== SUPPLIED MATERIAL ==
◇ ◇ ◇ ◇
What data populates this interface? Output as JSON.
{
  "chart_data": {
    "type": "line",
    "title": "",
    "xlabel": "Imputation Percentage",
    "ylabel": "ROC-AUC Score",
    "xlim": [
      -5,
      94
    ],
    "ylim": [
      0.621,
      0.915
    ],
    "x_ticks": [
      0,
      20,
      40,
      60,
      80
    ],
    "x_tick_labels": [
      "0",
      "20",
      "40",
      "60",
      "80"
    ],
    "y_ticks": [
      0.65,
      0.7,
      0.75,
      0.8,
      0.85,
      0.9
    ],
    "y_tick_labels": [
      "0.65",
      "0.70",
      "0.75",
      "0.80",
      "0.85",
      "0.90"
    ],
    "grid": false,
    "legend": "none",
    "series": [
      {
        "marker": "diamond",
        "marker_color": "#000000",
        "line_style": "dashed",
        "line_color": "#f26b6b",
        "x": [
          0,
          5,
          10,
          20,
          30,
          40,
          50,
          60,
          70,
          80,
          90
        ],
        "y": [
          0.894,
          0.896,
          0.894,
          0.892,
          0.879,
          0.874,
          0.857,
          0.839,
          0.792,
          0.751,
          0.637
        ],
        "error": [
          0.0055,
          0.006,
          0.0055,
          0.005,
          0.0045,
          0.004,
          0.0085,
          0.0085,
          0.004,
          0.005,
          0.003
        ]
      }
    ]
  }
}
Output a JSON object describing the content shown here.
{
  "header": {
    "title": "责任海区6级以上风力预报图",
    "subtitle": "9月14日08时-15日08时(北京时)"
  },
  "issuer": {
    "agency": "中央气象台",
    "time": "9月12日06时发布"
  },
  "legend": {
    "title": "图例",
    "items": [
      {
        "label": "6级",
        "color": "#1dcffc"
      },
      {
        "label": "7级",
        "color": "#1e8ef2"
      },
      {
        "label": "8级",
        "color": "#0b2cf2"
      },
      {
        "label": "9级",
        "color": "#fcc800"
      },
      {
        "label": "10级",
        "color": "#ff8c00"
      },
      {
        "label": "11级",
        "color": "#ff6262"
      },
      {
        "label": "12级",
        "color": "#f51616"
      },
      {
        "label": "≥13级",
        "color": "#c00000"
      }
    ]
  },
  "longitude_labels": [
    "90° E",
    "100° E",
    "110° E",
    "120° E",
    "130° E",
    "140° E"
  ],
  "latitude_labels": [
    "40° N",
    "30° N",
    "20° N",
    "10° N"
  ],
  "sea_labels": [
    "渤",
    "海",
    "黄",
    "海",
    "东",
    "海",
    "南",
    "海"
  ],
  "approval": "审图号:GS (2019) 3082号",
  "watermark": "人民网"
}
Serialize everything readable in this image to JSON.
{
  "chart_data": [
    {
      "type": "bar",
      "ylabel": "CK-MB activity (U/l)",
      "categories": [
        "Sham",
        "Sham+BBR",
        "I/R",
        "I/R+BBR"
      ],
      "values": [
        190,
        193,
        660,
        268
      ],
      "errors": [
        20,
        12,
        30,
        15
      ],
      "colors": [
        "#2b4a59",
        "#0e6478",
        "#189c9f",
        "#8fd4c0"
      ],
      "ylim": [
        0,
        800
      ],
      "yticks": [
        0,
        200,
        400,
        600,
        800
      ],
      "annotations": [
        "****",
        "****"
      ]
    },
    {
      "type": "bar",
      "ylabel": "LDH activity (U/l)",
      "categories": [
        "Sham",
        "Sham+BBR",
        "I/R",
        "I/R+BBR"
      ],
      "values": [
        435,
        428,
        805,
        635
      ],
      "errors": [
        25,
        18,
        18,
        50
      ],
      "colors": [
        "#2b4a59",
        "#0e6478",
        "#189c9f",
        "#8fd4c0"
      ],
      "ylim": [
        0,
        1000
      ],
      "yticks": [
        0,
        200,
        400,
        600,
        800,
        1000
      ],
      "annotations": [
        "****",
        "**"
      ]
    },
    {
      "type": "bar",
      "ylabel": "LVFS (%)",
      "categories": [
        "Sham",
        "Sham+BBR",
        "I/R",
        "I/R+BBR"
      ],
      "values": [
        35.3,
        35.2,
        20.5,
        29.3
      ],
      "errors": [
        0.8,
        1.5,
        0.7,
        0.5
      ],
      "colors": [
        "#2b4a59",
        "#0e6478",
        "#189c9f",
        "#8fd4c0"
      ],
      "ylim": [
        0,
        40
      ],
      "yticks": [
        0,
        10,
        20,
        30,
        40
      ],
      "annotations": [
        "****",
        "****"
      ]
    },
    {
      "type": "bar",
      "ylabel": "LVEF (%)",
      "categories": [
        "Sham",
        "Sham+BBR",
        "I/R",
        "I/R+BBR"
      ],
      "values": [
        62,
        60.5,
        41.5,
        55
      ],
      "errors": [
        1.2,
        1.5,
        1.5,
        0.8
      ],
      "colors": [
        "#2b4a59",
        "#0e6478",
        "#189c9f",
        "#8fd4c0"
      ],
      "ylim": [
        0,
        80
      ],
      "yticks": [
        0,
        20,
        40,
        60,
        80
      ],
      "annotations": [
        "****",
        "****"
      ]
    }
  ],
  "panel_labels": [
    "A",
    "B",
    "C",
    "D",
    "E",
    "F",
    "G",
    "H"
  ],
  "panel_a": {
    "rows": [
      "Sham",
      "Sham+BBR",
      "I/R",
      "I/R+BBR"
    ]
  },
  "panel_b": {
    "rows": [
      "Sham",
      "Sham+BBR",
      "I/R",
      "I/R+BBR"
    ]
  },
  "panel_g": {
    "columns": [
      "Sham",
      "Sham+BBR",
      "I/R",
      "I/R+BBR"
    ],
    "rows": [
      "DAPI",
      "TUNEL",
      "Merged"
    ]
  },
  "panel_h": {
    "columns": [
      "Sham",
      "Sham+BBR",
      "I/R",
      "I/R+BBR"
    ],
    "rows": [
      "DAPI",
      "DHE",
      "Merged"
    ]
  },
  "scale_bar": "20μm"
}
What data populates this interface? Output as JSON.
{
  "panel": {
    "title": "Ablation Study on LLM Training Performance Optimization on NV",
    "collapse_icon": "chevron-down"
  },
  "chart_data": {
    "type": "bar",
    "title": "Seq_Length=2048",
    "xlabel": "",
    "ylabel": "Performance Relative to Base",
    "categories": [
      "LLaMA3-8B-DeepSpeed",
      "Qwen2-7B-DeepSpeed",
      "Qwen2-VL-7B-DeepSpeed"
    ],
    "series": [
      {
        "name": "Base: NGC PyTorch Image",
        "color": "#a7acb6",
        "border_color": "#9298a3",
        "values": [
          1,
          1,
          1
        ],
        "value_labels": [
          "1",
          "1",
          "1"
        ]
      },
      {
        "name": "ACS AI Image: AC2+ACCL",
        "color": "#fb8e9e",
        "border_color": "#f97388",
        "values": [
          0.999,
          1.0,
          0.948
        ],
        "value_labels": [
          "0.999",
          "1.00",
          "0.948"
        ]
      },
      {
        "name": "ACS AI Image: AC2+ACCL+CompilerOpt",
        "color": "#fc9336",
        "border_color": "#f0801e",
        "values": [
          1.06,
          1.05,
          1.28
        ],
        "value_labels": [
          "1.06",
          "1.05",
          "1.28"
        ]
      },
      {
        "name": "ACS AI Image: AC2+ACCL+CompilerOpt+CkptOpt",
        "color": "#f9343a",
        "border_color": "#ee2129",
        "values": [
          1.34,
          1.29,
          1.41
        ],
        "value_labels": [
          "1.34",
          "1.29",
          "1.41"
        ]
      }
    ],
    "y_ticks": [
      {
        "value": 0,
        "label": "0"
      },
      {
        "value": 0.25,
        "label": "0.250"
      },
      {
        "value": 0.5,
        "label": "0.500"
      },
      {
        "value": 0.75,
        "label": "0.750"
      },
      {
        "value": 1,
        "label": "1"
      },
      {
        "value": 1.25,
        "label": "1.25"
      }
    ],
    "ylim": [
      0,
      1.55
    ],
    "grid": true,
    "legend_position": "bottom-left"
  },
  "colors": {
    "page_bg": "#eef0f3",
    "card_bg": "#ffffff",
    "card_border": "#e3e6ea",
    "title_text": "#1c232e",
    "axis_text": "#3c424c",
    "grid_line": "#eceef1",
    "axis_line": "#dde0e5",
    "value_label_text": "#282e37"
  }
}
◇ ◇ ◇ ◇
== WHAT YOU WILL DO ==
Go through the records and gather the lines that hold "CompilerOpt".

== FINISHED TASK ==
        "name": "ACS AI Image: AC2+ACCL+CompilerOpt",
        "name": "ACS AI Image: AC2+ACCL+CompilerOpt+CkptOpt",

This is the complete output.